### [YOUR OBJECTIVE]
Go through the listing and copy every line word for word.
** start **
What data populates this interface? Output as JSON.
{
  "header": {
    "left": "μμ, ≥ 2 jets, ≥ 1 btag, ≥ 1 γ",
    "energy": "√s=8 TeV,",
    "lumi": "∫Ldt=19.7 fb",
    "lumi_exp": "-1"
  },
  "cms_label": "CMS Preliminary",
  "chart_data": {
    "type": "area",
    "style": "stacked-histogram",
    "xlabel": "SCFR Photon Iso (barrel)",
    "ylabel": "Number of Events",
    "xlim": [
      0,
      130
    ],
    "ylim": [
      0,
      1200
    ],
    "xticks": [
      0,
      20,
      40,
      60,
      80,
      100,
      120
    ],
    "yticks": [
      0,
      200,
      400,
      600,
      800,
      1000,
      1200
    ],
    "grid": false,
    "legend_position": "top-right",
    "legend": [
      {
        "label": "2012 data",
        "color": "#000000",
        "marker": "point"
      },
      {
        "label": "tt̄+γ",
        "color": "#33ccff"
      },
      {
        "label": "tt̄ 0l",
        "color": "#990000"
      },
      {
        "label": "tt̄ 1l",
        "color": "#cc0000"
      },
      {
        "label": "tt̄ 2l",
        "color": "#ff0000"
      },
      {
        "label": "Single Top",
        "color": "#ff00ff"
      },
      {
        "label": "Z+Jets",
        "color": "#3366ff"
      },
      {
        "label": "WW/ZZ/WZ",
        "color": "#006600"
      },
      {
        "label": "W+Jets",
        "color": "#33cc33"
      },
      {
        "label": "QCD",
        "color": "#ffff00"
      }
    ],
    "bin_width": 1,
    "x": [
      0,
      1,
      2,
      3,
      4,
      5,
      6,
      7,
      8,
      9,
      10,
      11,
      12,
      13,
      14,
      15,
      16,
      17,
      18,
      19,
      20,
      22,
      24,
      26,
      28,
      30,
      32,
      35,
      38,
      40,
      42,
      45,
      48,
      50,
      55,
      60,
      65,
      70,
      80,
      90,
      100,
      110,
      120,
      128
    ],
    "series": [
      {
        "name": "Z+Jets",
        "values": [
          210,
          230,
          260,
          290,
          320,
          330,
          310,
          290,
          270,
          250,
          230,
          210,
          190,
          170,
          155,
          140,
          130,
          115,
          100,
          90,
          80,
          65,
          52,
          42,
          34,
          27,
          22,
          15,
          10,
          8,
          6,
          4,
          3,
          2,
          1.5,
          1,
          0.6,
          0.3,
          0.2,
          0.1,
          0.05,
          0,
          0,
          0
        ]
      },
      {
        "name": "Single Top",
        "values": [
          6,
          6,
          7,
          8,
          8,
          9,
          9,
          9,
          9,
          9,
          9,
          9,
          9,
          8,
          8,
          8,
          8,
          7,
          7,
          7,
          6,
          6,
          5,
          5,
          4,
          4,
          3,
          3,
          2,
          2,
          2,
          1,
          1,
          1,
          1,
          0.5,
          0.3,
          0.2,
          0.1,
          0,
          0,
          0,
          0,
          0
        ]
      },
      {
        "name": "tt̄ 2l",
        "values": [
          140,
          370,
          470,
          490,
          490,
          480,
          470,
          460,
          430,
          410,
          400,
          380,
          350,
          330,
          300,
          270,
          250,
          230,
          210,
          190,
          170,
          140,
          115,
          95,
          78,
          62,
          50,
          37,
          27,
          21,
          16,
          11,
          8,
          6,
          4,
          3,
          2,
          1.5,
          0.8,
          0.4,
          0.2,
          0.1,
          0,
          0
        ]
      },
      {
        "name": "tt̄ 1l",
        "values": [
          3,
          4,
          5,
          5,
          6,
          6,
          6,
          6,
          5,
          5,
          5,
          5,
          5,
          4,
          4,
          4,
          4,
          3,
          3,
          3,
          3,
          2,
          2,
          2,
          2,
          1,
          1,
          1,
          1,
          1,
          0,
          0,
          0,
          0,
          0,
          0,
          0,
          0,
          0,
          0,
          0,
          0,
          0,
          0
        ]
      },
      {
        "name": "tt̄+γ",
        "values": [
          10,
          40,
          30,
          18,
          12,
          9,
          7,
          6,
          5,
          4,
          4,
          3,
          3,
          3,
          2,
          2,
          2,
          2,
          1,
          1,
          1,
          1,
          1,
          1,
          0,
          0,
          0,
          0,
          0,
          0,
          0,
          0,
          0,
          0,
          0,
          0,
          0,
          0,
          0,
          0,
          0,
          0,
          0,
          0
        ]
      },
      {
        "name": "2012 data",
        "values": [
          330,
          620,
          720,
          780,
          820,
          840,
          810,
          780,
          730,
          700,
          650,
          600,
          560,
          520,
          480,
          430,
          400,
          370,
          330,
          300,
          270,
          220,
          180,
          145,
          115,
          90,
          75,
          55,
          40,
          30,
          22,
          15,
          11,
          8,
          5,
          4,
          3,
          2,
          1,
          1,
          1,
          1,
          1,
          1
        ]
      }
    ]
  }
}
** end **
### [SOLVED PROBLEM]
What data populates this interface? Output as JSON.
{
  "header": {
    "left": "μμ, ≥ 2 jets, ≥ 1 btag, ≥ 1 γ",
    "energy": "√s=8 TeV,",
    "lumi": "∫Ldt=19.7 fb",
    "lumi_exp": "-1"
  },
  "cms_label": "CMS Preliminary",
  "chart_data": {
    "type": "area",
    "style": "stacked-histogram",
    "xlabel": "SCFR Photon Iso (barrel)",
    "ylabel": "Number of Events",
    "xlim": [
      0,
      130
    ],
    "ylim": [
      0,
      1200
    ],
    "xticks": [
      0,
      20,
      40,
      60,
      80,
      100,
      120
    ],
    "yticks": [
      0,
      200,
      400,
      600,
      800,
      1000,
      1200
    ],
    "grid": false,
    "legend_position": "top-right",
    "legend": [
      {
        "label": "2012 data",
        "color": "#000000",
        "marker": "point"
      },
      {
        "label": "tt̄+γ",
        "color": "#33ccff"
      },
      {
        "label": "tt̄ 0l",
        "color": "#990000"
      },
      {
        "label": "tt̄ 1l",
        "color": "#cc0000"
      },
      {
        "label": "tt̄ 2l",
        "color": "#ff0000"
      },
      {
        "label": "Single Top",
        "color": "#ff00ff"
      },
      {
        "label": "Z+Jets",
        "color": "#3366ff"
      },
      {
        "label": "WW/ZZ/WZ",
        "color": "#006600"
      },
      {
        "label": "W+Jets",
        "color": "#33cc33"
      },
      {
        "label": "QCD",
        "color": "#ffff00"
      }
    ],
    "bin_width": 1,
    "x": [
      0,
      1,
      2,
      3,
      4,
      5,
      6,
      7,
      8,
      9,
      10,
      11,
      12,
      13,
      14,
      15,
      16,
      17,
      18,
      19,
      20,
      22,
      24,
      26,
      28,
      30,
      32,
      35,
      38,
      40,
      42,
      45,
      48,
      50,
      55,
      60,
      65,
      70,
      80,
      90,
      100,
      110,
      120,
      128
    ],
    "series": [
      {
        "name": "Z+Jets",
        "values": [
          210,
          230,
          260,
          290,
          320,
          330,
          310,
          290,
          270,
          250,
          230,
          210,
          190,
          170,
          155,
          140,
          130,
          115,
          100,
          90,
          80,
          65,
          52,
          42,
          34,
          27,
          22,
          15,
          10,
          8,
          6,
          4,
          3,
          2,
          1.5,
          1,
          0.6,
          0.3,
          0.2,
          0.1,
          0.05,
          0,
          0,
          0
        ]
      },
      {
        "name": "Single Top",
        "values": [
          6,
          6,
          7,
          8,
          8,
          9,
          9,
          9,
          9,
          9,
          9,
          9,
          9,
          8,
          8,
          8,
          8,
          7,
          7,
          7,
          6,
          6,
          5,
          5,
          4,
          4,
          3,
          3,
          2,
          2,
          2,
          1,
          1,
          1,
          1,
          0.5,
          0.3,
          0.2,
          0.1,
          0,
          0,
          0,
          0,
          0
        ]
      },
      {
        "name": "tt̄ 2l",
        "values": [
          140,
          370,
          470,
          490,
          490,
          480,
          470,
          460,
          430,
          410,
          400,
          380,
          350,
          330,
          300,
          270,
          250,
          230,
          210,
          190,
          170,
          140,
          115,
          95,
          78,
          62,
          50,
          37,
          27,
          21,
          16,
          11,
          8,
          6,
          4,
          3,
          2,
          1.5,
          0.8,
          0.4,
          0.2,
          0.1,
          0,
          0
        ]
      },
      {
        "name": "tt̄ 1l",
        "values": [
          3,
          4,
          5,
          5,
          6,
          6,
          6,
          6,
          5,
          5,
          5,
          5,
          5,
          4,
          4,
          4,
          4,
          3,
          3,
          3,
          3,
          2,
          2,
          2,
          2,
          1,
          1,
          1,
          1,
          1,
          0,
          0,
          0,
          0,
          0,
          0,
          0,
          0,
          0,
          0,
          0,
          0,
          0,
          0
        ]
      },
      {
        "name": "tt̄+γ",
        "values": [
          10,
          40,
          30,
          18,
          12,
          9,
          7,
          6,
          5,
          4,
          4,
          3,
          3,
          3,
          2,
          2,
          2,
          2,
          1,
          1,
          1,
          1,
          1,
          1,
          0,
          0,
          0,
          0,
          0,
          0,
          0,
          0,
          0,
          0,
          0,
          0,
          0,
          0,
          0,
          0,
          0,
          0,
          0,
          0
        ]
      },
      {
        "name": "2012 data",
        "values": [
          330,
          620,
          720,
          780,
          820,
          840,
          810,
          780,
          730,
          700,
          650,
          600,
          560,
          520,
          480,
          430,
          400,
          370,
          330,
          300,
          270,
          220,
          180,
          145,
          115,
          90,
          75,
          55,
          40,
          30,
          22,
          15,
          11,
          8,
          5,
          4,
          3,
          2,
          1,
          1,
          1,
          1,
          1,
          1
        ]
      }
    ]
  }
}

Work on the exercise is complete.